**Exercise:**
Arrange every line of the listings below as a JSON list of strings, one string per line, with blank lines dropped. Leave the pictures out.

**Element-and-box listings:**

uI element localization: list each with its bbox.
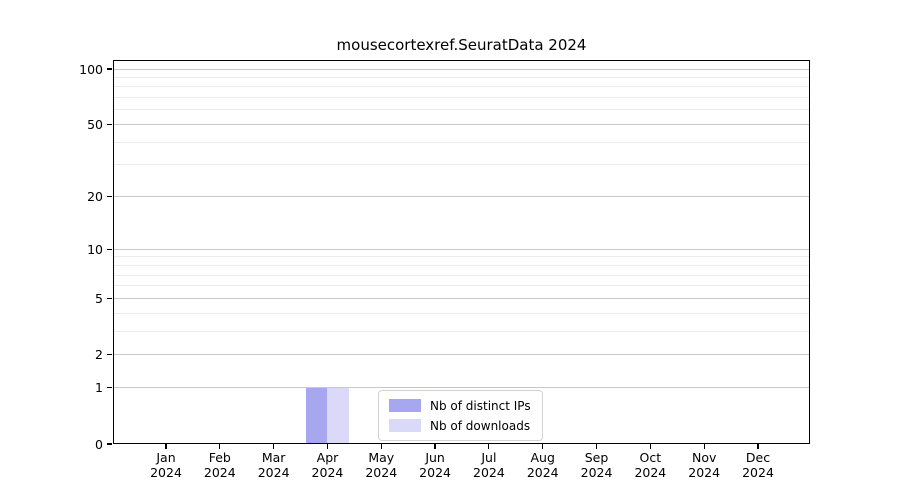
x-tick-month: Sep (584, 450, 609, 465)
x-tick-year: 2024 (742, 465, 774, 480)
x-tick-month: Jun (425, 450, 445, 465)
y-tick-label: 1 (95, 380, 103, 396)
major-gridline (114, 354, 809, 356)
minor-gridline (114, 312, 809, 314)
minor-gridline (114, 164, 809, 166)
x-tick-mark (434, 444, 436, 449)
x-tick-label: Oct 2024 (622, 450, 678, 480)
x-tick-label: Dec 2024 (730, 450, 786, 480)
x-tick-label: Jul 2024 (461, 450, 517, 480)
x-tick-month: Apr (316, 450, 339, 465)
minor-gridline (114, 76, 809, 78)
legend-swatch-distinct-ips-icon (389, 399, 421, 412)
x-tick-label: Nov 2024 (676, 450, 732, 480)
x-tick-year: 2024 (203, 465, 236, 480)
minor-gridline (114, 97, 809, 99)
x-tick-month: Mar (261, 450, 286, 465)
minor-gridline (114, 285, 809, 287)
major-gridline (114, 124, 809, 126)
y-tick-mark (107, 248, 112, 250)
legend-item-distinct-ips: Nb of distinct IPs (389, 398, 534, 413)
plot-area (113, 60, 810, 444)
y-tick-mark (107, 297, 112, 299)
y-tick-mark (107, 123, 112, 126)
y-tick-label: 50 (87, 117, 103, 133)
major-gridline (114, 387, 809, 389)
x-tick-year: 2024 (473, 465, 505, 480)
y-tick-label: 2 (95, 347, 103, 363)
x-tick-month: Jul (481, 450, 497, 465)
x-tick-year: 2024 (526, 465, 559, 480)
y-tick-mark (107, 196, 112, 198)
x-tick-year: 2024 (150, 465, 182, 480)
x-tick-mark (488, 444, 490, 449)
x-tick-mark (273, 444, 275, 449)
x-tick-month: Nov (691, 450, 717, 465)
x-tick-month: Dec (745, 450, 771, 465)
x-tick-label: Mar 2024 (246, 450, 302, 480)
minor-gridline (114, 274, 809, 276)
x-tick-year: 2024 (419, 465, 451, 480)
x-tick-month: Aug (530, 450, 555, 465)
x-tick-month: Oct (639, 450, 662, 465)
x-tick-mark (757, 444, 759, 449)
y-tick-label: 100 (79, 61, 103, 77)
x-tick-year: 2024 (580, 465, 613, 480)
x-tick-year: 2024 (634, 465, 667, 480)
bar-nb-of-distinct-ips (305, 387, 328, 444)
y-tick-label: 20 (87, 189, 103, 205)
minor-gridline (114, 109, 809, 111)
minor-gridline (114, 256, 809, 258)
x-tick-year: 2024 (688, 465, 721, 480)
y-tick-label: 0 (95, 436, 103, 452)
x-tick-mark (703, 444, 705, 449)
legend-swatch-downloads-icon (389, 419, 421, 432)
minor-gridline (114, 264, 809, 266)
x-tick-mark (326, 444, 329, 449)
x-tick-mark (595, 444, 598, 449)
bar-nb-of-downloads (327, 387, 349, 444)
y-tick-mark (107, 387, 112, 389)
major-gridline (114, 248, 809, 250)
legend: Nb of distinct IPs Nb of downloads (378, 390, 543, 441)
minor-gridline (114, 330, 809, 332)
x-tick-month: May (368, 450, 395, 465)
x-tick-label: Jan 2024 (138, 450, 194, 480)
x-tick-month: Feb (208, 450, 231, 465)
x-tick-year: 2024 (311, 465, 344, 480)
x-tick-mark (219, 444, 221, 449)
x-tick-label: Apr 2024 (299, 450, 355, 480)
x-tick-mark (542, 444, 544, 449)
x-tick-mark (380, 444, 382, 449)
major-gridline (114, 68, 809, 70)
x-tick-label: May 2024 (353, 450, 409, 480)
legend-item-downloads: Nb of downloads (389, 418, 534, 433)
major-gridline (114, 297, 809, 299)
y-tick-mark (107, 443, 112, 445)
minor-gridline (114, 86, 809, 88)
x-tick-label: Jun 2024 (407, 450, 463, 480)
y-tick-label: 10 (87, 241, 103, 257)
y-tick-label: 5 (95, 290, 103, 306)
y-tick-mark (107, 354, 112, 356)
x-tick-label: Aug 2024 (515, 450, 571, 480)
x-tick-mark (165, 444, 167, 449)
chart-title: mousecortexref.SeuratData 2024 (336, 36, 587, 54)
legend-label-distinct-ips: Nb of distinct IPs (430, 398, 531, 413)
x-tick-label: Feb 2024 (192, 450, 248, 480)
x-tick-month: Jan (156, 450, 176, 465)
y-tick-mark (107, 68, 112, 70)
major-gridline (114, 196, 809, 198)
x-tick-year: 2024 (257, 465, 290, 480)
x-tick-year: 2024 (365, 465, 398, 480)
x-tick-mark (649, 444, 651, 449)
x-tick-label: Sep 2024 (569, 450, 625, 480)
legend-label-downloads: Nb of downloads (430, 418, 531, 433)
minor-gridline (114, 141, 809, 143)
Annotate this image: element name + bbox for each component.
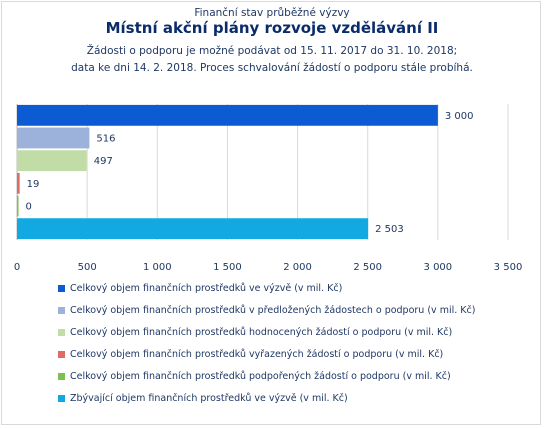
chart-subtitle-line-2: data ke dni 14. 2. 2018. Proces schvalov… [71,62,473,74]
x-tick-label-1000: 1 000 [143,262,172,273]
data-label-4: 19 [27,179,40,190]
chart-pretitle: Finanční stav průběžné výzvy [194,7,350,19]
chart-subtitle-line-1: Žádosti o podporu je možné podávat od 15… [86,45,458,57]
legend-swatch-5 [58,373,65,380]
data-label-2: 516 [96,134,115,145]
data-label-3: 497 [94,156,113,167]
legend-swatch-4 [58,351,65,358]
legend-label-4: Celkový objem finančních prostředků vyřa… [70,349,444,360]
legend-swatch-3 [58,329,65,336]
legend-label-5: Celkový objem finančních prostředků podp… [70,371,451,382]
legend-label-1: Celkový objem finančních prostředků ve v… [70,283,343,294]
legend-swatch-2 [58,307,65,314]
data-label-6: 2 503 [375,224,404,235]
legend-label-3: Celkový objem finančních prostředků hodn… [70,327,453,338]
x-tick-label-2000: 2 000 [283,262,312,273]
bar-6 [17,218,369,240]
bar-3 [17,150,87,172]
data-label-1: 3 000 [445,111,474,122]
legend-swatch-1 [58,285,65,292]
legend-swatch-6 [58,395,65,402]
chart-title: Místní akční plány rozvoje vzdělávání II [105,19,439,37]
x-tick-label-0: 0 [14,262,20,273]
bar-5 [17,195,19,217]
bar-1 [17,104,438,126]
x-tick-label-3000: 3 000 [424,262,453,273]
x-tick-label-2500: 2 500 [353,262,382,273]
legend-label-2: Celkový objem finančních prostředků v př… [70,305,476,316]
x-tick-label-1500: 1 500 [213,262,242,273]
bar-2 [17,127,90,149]
legend-label-6: Zbývající objem finančních prostředků ve… [70,393,348,404]
x-tick-label-3500: 3 500 [494,262,523,273]
data-label-5: 0 [26,202,32,213]
bar-4 [17,172,20,194]
x-tick-label-500: 500 [78,262,97,273]
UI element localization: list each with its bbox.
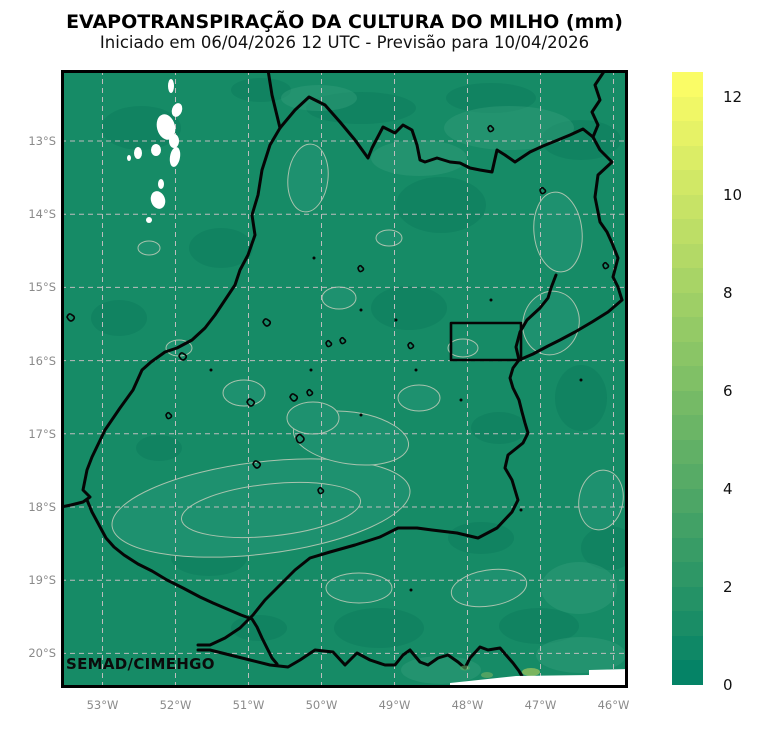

**Answer for the task:**
[
  "uI element localization: list each with its bbox.",
  "x-tick-month: Sep (584, 450, 609, 465)",
  "x-tick-year: 2024 (742, 465, 774, 480)",
  "x-tick-month: Jun (425, 450, 445, 465)",
  "y-tick-label: 1 (95, 380, 103, 396)",
  "major-gridline (114, 354, 809, 356)",
  "minor-gridline (114, 312, 809, 314)",
  "minor-gridline (114, 164, 809, 166)",
  "x-tick-mark (434, 444, 436, 449)",
  "x-tick-label: Oct 2024 (622, 450, 678, 480)",
  "x-tick-label: Dec 2024 (730, 450, 786, 480)",
  "x-tick-label: Jul 2024 (461, 450, 517, 480)",
  "x-tick-month: Apr (316, 450, 339, 465)",
  "minor-gridline (114, 76, 809, 78)",
  "legend-swatch-distinct-ips-icon (389, 399, 421, 412)",
  "x-tick-label: Nov 2024 (676, 450, 732, 480)",
  "x-tick-year: 2024 (203, 465, 236, 480)",
  "minor-gridline (114, 97, 809, 99)",
  "x-tick-month: Mar (261, 450, 286, 465)",
  "minor-gridline (114, 285, 809, 287)",
  "major-gridline (114, 124, 809, 126)",
  "y-tick-mark (107, 248, 112, 250)",
  "legend-item-distinct-ips: Nb of distinct IPs (389, 398, 534, 413)",
  "plot-area (113, 60, 810, 444)",
  "y-tick-mark (107, 297, 112, 299)",
  "y-tick-mark (107, 123, 112, 126)",
  "y-tick-label: 50 (87, 117, 103, 133)",
  "major-gridline (114, 387, 809, 389)",
  "x-tick-year: 2024 (473, 465, 505, 480)",
  "y-tick-label: 2 (95, 347, 103, 363)",
  "x-tick-month: Jul (481, 450, 497, 465)",
  "x-tick-year: 2024 (526, 465, 559, 480)",
  "y-tick-mark (107, 196, 112, 198)",
  "x-tick-year: 2024 (150, 465, 182, 480)",
  "x-tick-mark (488, 444, 490, 449)",
  "x-tick-mark (273, 444, 275, 449)",
  "x-tick-month: Nov (691, 450, 717, 465)",
  "x-tick-month: Dec (745, 450, 771, 465)",
  "x-tick-label: Mar 2024 (246, 450, 302, 480)",
  "minor-gridline (114, 274, 809, 276)",
  "x-tick-year: 2024 (419, 465, 451, 480)",
  "x-tick-month: Aug (530, 450, 555, 465)",
  "x-tick-month: Oct (639, 450, 662, 465)",
  "x-tick-mark (757, 444, 759, 449)",
  "y-tick-label: 100 (79, 61, 103, 77)",
  "x-tick-year: 2024 (580, 465, 613, 480)",
  "x-tick-year: 2024 (634, 465, 667, 480)",
  "bar-nb-of-distinct-ips (305, 387, 328, 444)",
  "y-tick-label: 20 (87, 189, 103, 205)",
  "minor-gridline (114, 109, 809, 111)",
  "minor-gridline (114, 256, 809, 258)",
  "x-tick-year: 2024 (688, 465, 721, 480)",
  "y-tick-label: 0 (95, 436, 103, 452)",
  "x-tick-mark (703, 444, 705, 449)",
  "legend-swatch-downloads-icon (389, 419, 421, 432)",
  "minor-gridline (114, 264, 809, 266)",
  "x-tick-mark (326, 444, 329, 449)",
  "x-tick-mark (595, 444, 598, 449)",
  "bar-nb-of-downloads (327, 387, 349, 444)",
  "y-tick-mark (107, 387, 112, 389)",
  "major-gridline (114, 248, 809, 250)",
  "legend: Nb of distinct IPs Nb of downloads (378, 390, 543, 441)",
  "minor-gridline (114, 330, 809, 332)",
  "x-tick-month: May (368, 450, 395, 465)",
  "x-tick-label: Jan 2024 (138, 450, 194, 480)",
  "x-tick-month: Feb (208, 450, 231, 465)",
  "x-tick-year: 2024 (311, 465, 344, 480)",
  "x-tick-mark (219, 444, 221, 449)",
  "x-tick-label: Apr 2024 (299, 450, 355, 480)",
  "x-tick-mark (542, 444, 544, 449)",
  "x-tick-mark (380, 444, 382, 449)",
  "major-gridline (114, 68, 809, 70)",
  "x-tick-label: May 2024 (353, 450, 409, 480)",
  "legend-item-downloads: Nb of downloads (389, 418, 534, 433)",
  "major-gridline (114, 297, 809, 299)",
  "y-tick-mark (107, 443, 112, 445)",
  "minor-gridline (114, 86, 809, 88)",
  "x-tick-label: Jun 2024 (407, 450, 463, 480)",
  "y-tick-label: 10 (87, 241, 103, 257)",
  "y-tick-label: 5 (95, 290, 103, 306)",
  "y-tick-mark (107, 354, 112, 356)",
  "x-tick-label: Aug 2024 (515, 450, 571, 480)",
  "x-tick-mark (165, 444, 167, 449)",
  "chart-title: mousecortexref.SeuratData 2024 (336, 36, 587, 54)",
  "legend-label-distinct-ips: Nb of distinct IPs (430, 398, 531, 413)",
  "x-tick-label: Feb 2024 (192, 450, 248, 480)",
  "x-tick-month: Jan (156, 450, 176, 465)",
  "y-tick-mark (107, 68, 112, 70)",
  "major-gridline (114, 196, 809, 198)",
  "x-tick-year: 2024 (257, 465, 290, 480)",
  "x-tick-year: 2024 (365, 465, 398, 480)",
  "x-tick-mark (649, 444, 651, 449)",
  "x-tick-label: Sep 2024 (569, 450, 625, 480)",
  "legend-label-downloads: Nb of downloads (430, 418, 531, 433)",
  "minor-gridline (114, 141, 809, 143)",
  "Annotate this image: element name + bbox for each component.",
  "chart-subtitle-line-2: data ke dni 14. 2. 2018. Proces schvalov… [71,62,473,74]",
  "x-tick-label-1000: 1 000 [143,262,172,273]",
  "data-label-4: 19 [27,179,40,190]",
  "chart-pretitle: Finanční stav průběžné výzvy [194,7,350,19]",
  "chart-subtitle-line-1: Žádosti o podporu je možné podávat od 15… [86,45,458,57]",
  "legend-swatch-5 [58,373,65,380]",
  "data-label-2: 516 [96,134,115,145]",
  "data-label-3: 497 [94,156,113,167]",
  "legend-swatch-4 [58,351,65,358]",
  "legend-label-4: Celkový objem finančních prostředků vyřa… [70,349,444,360]",
  "legend-swatch-3 [58,329,65,336]",
  "legend-label-5: Celkový objem finančních prostředků podp… [70,371,451,382]",
  "legend-label-1: Celkový objem finančních prostředků ve v… [70,283,343,294]",
  "legend-swatch-2 [58,307,65,314]",
  "data-label-6: 2 503 [375,224,404,235]",
  "legend-label-3: Celkový objem finančních prostředků hodn… [70,327,453,338]",
  "x-tick-label-2000: 2 000 [283,262,312,273]",
  "bar-6 [17,218,369,240]",
  "bar-3 [17,150,87,172]",
  "data-label-1: 3 000 [445,111,474,122]",
  "legend-swatch-1 [58,285,65,292]",
  "legend-swatch-6 [58,395,65,402]",
  "chart-title: Místní akční plány rozvoje vzdělávání II [105,19,439,37]",
  "x-tick-label-0: 0 [14,262,20,273]",
  "bar-5 [17,195,19,217]",
  "bar-1 [17,104,438,126]",
  "x-tick-label-3000: 3 000 [424,262,453,273]",
  "x-tick-label-2500: 2 500 [353,262,382,273]",
  "legend-label-2: Celkový objem finančních prostředků v př… [70,305,476,316]",
  "x-tick-label-1500: 1 500 [213,262,242,273]",
  "bar-2 [17,127,90,149]",
  "legend-label-6: Zbývající objem finančních prostředků ve… [70,393,348,404]",
  "x-tick-label-3500: 3 500 [494,262,523,273]",
  "data-label-5: 0 [26,202,32,213]",
  "bar-4 [17,172,20,194]",
  "x-tick-label-500: 500 [78,262,97,273]",
  "UI element localization: list each with its bbox."
]